Recorded data:
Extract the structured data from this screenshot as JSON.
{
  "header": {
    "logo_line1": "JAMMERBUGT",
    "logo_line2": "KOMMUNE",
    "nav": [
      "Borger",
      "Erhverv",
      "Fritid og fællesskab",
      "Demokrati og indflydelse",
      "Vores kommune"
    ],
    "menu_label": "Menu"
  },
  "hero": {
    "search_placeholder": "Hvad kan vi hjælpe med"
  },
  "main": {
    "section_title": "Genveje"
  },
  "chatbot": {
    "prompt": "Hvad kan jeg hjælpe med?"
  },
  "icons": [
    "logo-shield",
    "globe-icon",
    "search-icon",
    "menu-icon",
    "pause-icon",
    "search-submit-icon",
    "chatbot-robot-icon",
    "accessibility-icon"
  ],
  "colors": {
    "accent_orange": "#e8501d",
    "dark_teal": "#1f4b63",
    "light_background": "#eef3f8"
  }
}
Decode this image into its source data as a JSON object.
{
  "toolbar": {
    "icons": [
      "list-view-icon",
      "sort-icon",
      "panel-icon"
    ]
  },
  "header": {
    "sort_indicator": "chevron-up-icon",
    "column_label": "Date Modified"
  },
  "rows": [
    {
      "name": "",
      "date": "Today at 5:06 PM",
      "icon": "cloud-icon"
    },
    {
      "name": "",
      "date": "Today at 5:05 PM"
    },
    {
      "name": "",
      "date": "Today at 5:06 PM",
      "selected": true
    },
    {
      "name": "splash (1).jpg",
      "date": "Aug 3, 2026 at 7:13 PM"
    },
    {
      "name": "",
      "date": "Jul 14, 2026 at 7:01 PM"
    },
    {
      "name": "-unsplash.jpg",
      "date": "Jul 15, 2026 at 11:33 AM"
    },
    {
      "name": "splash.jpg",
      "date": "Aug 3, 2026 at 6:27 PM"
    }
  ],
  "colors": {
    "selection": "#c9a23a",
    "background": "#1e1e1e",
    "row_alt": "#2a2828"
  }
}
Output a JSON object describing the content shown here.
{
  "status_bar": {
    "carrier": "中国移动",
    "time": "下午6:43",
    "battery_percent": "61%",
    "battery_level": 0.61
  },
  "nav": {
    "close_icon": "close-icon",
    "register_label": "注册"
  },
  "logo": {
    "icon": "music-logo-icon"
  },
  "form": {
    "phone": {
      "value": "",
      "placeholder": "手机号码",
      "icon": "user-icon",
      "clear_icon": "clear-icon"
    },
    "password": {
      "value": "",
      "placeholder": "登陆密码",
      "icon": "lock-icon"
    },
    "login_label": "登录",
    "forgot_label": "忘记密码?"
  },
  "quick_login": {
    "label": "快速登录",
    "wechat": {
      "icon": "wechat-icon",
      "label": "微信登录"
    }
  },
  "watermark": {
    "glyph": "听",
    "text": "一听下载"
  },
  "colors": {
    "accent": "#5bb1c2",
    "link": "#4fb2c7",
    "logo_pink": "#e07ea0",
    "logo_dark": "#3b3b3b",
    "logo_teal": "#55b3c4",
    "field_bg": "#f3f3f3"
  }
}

** WHAT IS BEING ASKED **
The required output is the span of lines from the one containing "Output a JSON" to the last line, reproduced character for character.

** TASK SOLUTION **
Output a JSON object describing the content shown here.
{
  "status_bar": {
    "carrier": "中国移动",
    "time": "下午6:43",
    "battery_percent": "61%",
    "battery_level": 0.61
  },
  "nav": {
    "close_icon": "close-icon",
    "register_label": "注册"
  },
  "logo": {
    "icon": "music-logo-icon"
  },
  "form": {
    "phone": {
      "value": "",
      "placeholder": "手机号码",
      "icon": "user-icon",
      "clear_icon": "clear-icon"
    },
    "password": {
      "value": "",
      "placeholder": "登陆密码",
      "icon": "lock-icon"
    },
    "login_label": "登录",
    "forgot_label": "忘记密码?"
  },
  "quick_login": {
    "label": "快速登录",
    "wechat": {
      "icon": "wechat-icon",
      "label": "微信登录"
    }
  },
  "watermark": {
    "glyph": "听",
    "text": "一听下载"
  },
  "colors": {
    "accent": "#5bb1c2",
    "link": "#4fb2c7",
    "logo_pink": "#e07ea0",
    "logo_dark": "#3b3b3b",
    "logo_teal": "#55b3c4",
    "field_bg": "#f3f3f3"
  }
}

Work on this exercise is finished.